→ **Given exercise A**:
Echo, word for word, everything from "Individual tragedies made" down to "who could read." in the passage about emigrants heading west to Oregon and California.

→ **Passage to read**:
^^^^^^^^
Individual tragedies made headlines - one party trapped by snow in the Sierras resorted to cannibalism in an attempt to stave off death. But good news was also eagerly received and broadcast. In 1844, word arrived that a baby boy had been born en route, and had been given the name 'Oregon Snooks'. The editor of the New Orleans Daily Picayune recorded that this was 'a name which may hereafter be destined to fill the trump of fame, and ring through the Rocky Mountains to the dismay of grizzly bears. Go to it, Snooks.'
Snooks was lucky: Oregon was by some way the more fashionable destination. At one junction a piece of flashy golden quartz stood on one path, a sign saying 'Oregon' on the other. California was for gold-diggers, it implied, but Oregon was for people who could read.
^^^^^^^^
→ **Dataset rows**:

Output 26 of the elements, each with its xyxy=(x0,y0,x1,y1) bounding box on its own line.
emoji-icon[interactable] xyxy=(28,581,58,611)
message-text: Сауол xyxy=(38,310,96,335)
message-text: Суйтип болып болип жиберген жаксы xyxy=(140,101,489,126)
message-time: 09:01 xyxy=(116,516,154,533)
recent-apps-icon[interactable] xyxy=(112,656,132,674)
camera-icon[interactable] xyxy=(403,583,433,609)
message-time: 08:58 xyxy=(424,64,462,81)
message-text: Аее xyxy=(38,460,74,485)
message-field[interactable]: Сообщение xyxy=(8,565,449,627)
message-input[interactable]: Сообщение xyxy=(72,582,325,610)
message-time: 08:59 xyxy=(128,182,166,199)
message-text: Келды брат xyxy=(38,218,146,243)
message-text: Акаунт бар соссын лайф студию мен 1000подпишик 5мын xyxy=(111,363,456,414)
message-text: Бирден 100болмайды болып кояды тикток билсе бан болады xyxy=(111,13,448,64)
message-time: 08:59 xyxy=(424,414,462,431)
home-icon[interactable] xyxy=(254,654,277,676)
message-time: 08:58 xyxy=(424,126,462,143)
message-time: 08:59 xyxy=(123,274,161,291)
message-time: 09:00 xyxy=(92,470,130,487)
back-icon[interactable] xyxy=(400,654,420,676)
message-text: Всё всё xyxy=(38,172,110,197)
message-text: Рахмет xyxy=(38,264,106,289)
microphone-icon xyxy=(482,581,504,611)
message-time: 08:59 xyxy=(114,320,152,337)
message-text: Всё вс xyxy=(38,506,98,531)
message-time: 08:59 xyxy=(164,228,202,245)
^^^^^^^^
→ **Given exercise B**:
Duplicate everything in the listing from its first line down to the line containing "recent-apps-icon[interactable] xyxy=(112,656,132,674)", including that line.

→ **Right answer A**:
Individual tragedies made headlines - one party trapped by snow in the Sierras resorted to cannibalism in an attempt to stave off death. But good news was also eagerly received and broadcast. In 1844, word arrived that a baby boy had been born en route, and had been given the name 'Oregon Snooks'. The editor of the New Orleans Daily Picayune recorded that this was 'a name which may hereafter be destined to fill the trump of fame, and ring through the Rocky Mountains to the dismay of grizzly bears. Go to it, Snooks.'
Snooks was lucky: Oregon was by some way the more fashionable destination. At one junction a piece of flashy golden quartz stood on one path, a sign saying 'Oregon' on the other. California was for gold-diggers, it implied, but Oregon was for people who could read.

→ **Right answer B**:
Output 26 of the elements, each with its xyxy=(x0,y0,x1,y1) bounding box on its own line.
emoji-icon[interactable] xyxy=(28,581,58,611)
message-text: Сауол xyxy=(38,310,96,335)
message-text: Суйтип болып болип жиберген жаксы xyxy=(140,101,489,126)
message-time: 09:01 xyxy=(116,516,154,533)
recent-apps-icon[interactable] xyxy=(112,656,132,674)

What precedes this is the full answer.